— BEGIN Supplied data —

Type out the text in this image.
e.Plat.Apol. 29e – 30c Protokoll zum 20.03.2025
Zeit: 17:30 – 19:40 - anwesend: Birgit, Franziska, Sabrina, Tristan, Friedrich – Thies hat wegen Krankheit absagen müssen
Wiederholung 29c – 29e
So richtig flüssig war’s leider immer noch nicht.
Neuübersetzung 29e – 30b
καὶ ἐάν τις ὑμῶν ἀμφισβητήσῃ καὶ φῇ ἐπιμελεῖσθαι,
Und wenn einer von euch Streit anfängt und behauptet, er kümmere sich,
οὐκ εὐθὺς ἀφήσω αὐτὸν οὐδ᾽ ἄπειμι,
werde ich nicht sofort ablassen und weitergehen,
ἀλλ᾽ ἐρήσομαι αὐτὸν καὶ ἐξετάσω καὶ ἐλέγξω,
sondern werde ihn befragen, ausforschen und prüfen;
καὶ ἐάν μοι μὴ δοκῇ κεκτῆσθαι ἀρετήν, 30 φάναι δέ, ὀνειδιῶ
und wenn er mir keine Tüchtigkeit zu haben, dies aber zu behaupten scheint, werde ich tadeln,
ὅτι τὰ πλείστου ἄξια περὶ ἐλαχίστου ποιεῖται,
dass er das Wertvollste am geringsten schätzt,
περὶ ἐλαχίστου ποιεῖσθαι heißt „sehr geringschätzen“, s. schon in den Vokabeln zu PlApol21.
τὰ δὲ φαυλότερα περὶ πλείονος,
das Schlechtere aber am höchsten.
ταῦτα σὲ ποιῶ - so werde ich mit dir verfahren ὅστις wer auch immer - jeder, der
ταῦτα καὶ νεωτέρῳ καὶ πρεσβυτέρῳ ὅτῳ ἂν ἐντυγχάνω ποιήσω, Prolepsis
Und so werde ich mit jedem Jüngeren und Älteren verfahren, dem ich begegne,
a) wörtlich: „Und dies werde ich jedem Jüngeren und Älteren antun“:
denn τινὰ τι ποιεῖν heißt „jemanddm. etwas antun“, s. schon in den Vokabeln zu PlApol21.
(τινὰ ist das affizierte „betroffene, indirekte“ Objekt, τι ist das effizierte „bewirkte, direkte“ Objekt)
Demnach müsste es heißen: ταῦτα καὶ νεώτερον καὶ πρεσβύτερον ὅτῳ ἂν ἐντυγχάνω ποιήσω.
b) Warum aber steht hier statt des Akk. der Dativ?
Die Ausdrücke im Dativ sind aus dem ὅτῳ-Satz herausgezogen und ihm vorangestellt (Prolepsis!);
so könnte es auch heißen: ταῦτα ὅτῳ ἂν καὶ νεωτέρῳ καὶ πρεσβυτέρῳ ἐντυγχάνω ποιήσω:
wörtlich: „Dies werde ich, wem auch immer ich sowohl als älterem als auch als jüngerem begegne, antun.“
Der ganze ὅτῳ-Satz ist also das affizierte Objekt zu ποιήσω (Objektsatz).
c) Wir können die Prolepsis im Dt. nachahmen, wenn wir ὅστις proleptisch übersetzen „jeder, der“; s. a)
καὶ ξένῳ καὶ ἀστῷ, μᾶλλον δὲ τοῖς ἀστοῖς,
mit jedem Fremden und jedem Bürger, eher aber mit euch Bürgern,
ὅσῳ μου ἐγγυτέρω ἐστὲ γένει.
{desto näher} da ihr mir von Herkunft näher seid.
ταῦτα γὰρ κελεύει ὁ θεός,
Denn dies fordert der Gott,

— END Supplied data —

* **Directive**
Repeat all entries. Match them exactly.

* **Exercise output**
Type out the text in this image.
e.Plat.Apol. 29e – 30c Protokoll zum 20.03.2025
Zeit: 17:30 – 19:40 - anwesend: Birgit, Franziska, Sabrina, Tristan, Friedrich – Thies hat wegen Krankheit absagen müssen
Wiederholung 29c – 29e
So richtig flüssig war’s leider immer noch nicht.
Neuübersetzung 29e – 30b
καὶ ἐάν τις ὑμῶν ἀμφισβητήσῃ καὶ φῇ ἐπιμελεῖσθαι,
Und wenn einer von euch Streit anfängt und behauptet, er kümmere sich,
οὐκ εὐθὺς ἀφήσω αὐτὸν οὐδ᾽ ἄπειμι,
werde ich nicht sofort ablassen und weitergehen,
ἀλλ᾽ ἐρήσομαι αὐτὸν καὶ ἐξετάσω καὶ ἐλέγξω,
sondern werde ihn befragen, ausforschen und prüfen;
καὶ ἐάν μοι μὴ δοκῇ κεκτῆσθαι ἀρετήν, 30 φάναι δέ, ὀνειδιῶ
und wenn er mir keine Tüchtigkeit zu haben, dies aber zu behaupten scheint, werde ich tadeln,
ὅτι τὰ πλείστου ἄξια περὶ ἐλαχίστου ποιεῖται,
dass er das Wertvollste am geringsten schätzt,
περὶ ἐλαχίστου ποιεῖσθαι heißt „sehr geringschätzen“, s. schon in den Vokabeln zu PlApol21.
τὰ δὲ φαυλότερα περὶ πλείονος,
das Schlechtere aber am höchsten.
ταῦτα σὲ ποιῶ - so werde ich mit dir verfahren ὅστις wer auch immer - jeder, der
ταῦτα καὶ νεωτέρῳ καὶ πρεσβυτέρῳ ὅτῳ ἂν ἐντυγχάνω ποιήσω, Prolepsis
Und so werde ich mit jedem Jüngeren und Älteren verfahren, dem ich begegne,
a) wörtlich: „Und dies werde ich jedem Jüngeren und Älteren antun“:
denn τινὰ τι ποιεῖν heißt „jemanddm. etwas antun“, s. schon in den Vokabeln zu PlApol21.
(τινὰ ist das affizierte „betroffene, indirekte“ Objekt, τι ist das effizierte „bewirkte, direkte“ Objekt)
Demnach müsste es heißen: ταῦτα καὶ νεώτερον καὶ πρεσβύτερον ὅτῳ ἂν ἐντυγχάνω ποιήσω.
b) Warum aber steht hier statt des Akk. der Dativ?
Die Ausdrücke im Dativ sind aus dem ὅτῳ-Satz herausgezogen und ihm vorangestellt (Prolepsis!);
so könnte es auch heißen: ταῦτα ὅτῳ ἂν καὶ νεωτέρῳ καὶ πρεσβυτέρῳ ἐντυγχάνω ποιήσω:
wörtlich: „Dies werde ich, wem auch immer ich sowohl als älterem als auch als jüngerem begegne, antun.“
Der ganze ὅτῳ-Satz ist also das affizierte Objekt zu ποιήσω (Objektsatz).
c) Wir können die Prolepsis im Dt. nachahmen, wenn wir ὅστις proleptisch übersetzen „jeder, der“; s. a)
καὶ ξένῳ καὶ ἀστῷ, μᾶλλον δὲ τοῖς ἀστοῖς,
mit jedem Fremden und jedem Bürger, eher aber mit euch Bürgern,
ὅσῳ μου ἐγγυτέρω ἐστὲ γένει.
{desto näher} da ihr mir von Herkunft näher seid.
ταῦτα γὰρ κελεύει ὁ θεός,
Denn dies fordert der Gott,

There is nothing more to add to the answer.